Saved entries
-----

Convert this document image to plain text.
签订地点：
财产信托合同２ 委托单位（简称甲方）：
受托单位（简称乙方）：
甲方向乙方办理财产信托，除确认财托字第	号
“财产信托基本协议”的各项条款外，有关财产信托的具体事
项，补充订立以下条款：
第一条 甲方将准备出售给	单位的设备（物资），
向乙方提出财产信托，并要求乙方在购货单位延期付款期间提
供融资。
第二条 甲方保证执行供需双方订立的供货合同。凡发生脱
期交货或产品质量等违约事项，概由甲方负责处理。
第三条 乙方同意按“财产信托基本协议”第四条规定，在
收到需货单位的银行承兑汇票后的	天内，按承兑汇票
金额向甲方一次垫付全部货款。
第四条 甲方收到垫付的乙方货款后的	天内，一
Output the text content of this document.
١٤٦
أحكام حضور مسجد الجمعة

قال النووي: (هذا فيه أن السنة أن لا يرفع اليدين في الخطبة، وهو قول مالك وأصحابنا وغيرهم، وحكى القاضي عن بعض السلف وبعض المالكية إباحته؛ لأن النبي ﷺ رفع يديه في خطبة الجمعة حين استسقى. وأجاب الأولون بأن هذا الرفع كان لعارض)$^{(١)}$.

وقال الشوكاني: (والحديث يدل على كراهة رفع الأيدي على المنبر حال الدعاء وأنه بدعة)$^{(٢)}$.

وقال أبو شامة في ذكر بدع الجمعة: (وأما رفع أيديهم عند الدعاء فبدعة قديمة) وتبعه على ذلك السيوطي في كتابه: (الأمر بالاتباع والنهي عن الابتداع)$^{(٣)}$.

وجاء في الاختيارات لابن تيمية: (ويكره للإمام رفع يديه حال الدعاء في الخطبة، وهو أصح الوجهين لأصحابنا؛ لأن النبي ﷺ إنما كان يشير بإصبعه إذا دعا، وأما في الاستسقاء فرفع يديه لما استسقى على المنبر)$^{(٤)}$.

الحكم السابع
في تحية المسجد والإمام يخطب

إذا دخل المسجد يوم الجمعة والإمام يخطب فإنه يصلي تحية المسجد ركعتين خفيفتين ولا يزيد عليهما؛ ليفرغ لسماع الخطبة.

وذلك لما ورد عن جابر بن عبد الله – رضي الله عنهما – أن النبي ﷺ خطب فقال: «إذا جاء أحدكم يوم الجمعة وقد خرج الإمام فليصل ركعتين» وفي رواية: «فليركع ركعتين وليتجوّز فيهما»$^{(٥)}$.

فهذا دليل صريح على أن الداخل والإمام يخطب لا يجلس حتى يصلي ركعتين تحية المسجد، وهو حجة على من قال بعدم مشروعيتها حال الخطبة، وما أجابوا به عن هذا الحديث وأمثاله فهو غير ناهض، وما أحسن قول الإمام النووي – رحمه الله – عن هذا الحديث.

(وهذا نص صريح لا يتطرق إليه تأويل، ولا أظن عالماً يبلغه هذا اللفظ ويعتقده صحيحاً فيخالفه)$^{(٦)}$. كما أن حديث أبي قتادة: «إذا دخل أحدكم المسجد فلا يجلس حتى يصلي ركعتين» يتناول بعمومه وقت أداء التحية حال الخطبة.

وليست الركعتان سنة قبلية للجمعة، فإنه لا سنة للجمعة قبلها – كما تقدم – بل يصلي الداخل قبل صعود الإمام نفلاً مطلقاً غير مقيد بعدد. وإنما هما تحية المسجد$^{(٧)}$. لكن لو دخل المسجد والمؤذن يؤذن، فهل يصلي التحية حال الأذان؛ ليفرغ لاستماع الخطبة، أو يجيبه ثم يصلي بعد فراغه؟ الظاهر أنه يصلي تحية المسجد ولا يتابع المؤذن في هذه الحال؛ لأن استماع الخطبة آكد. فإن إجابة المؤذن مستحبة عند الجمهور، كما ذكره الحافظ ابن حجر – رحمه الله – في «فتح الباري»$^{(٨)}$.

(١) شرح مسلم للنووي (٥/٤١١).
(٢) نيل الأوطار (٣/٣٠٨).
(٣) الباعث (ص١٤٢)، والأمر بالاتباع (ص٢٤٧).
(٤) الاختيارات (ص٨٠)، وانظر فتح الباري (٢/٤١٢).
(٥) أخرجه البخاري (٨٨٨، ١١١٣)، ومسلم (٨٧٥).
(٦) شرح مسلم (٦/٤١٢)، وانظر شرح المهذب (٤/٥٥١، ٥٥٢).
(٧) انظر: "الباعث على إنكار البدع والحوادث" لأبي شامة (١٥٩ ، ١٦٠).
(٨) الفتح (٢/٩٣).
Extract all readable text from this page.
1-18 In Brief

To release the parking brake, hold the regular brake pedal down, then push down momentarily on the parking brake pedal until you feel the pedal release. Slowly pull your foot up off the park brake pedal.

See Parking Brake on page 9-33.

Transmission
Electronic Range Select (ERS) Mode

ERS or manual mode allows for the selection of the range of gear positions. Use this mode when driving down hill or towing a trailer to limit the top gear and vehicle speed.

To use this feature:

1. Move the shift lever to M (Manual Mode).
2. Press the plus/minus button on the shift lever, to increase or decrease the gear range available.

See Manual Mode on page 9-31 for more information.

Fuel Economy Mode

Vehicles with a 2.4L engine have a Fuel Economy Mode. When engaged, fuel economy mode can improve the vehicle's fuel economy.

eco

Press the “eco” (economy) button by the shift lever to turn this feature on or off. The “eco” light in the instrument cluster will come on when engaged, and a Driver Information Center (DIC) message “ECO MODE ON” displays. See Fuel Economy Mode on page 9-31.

-----

▶ **Stated task**
Return all lines of the material above in which the word "vehicle" occurs.

▶ **Answer to the problem**
ERS or manual mode allows for the selection of the range of gear positions. Use this mode when driving down hill or towing a trailer to limit the top gear and vehicle speed.
Vehicles with a 2.4L engine have a Fuel Economy Mode. When engaged, fuel economy mode can improve the vehicle's fuel economy.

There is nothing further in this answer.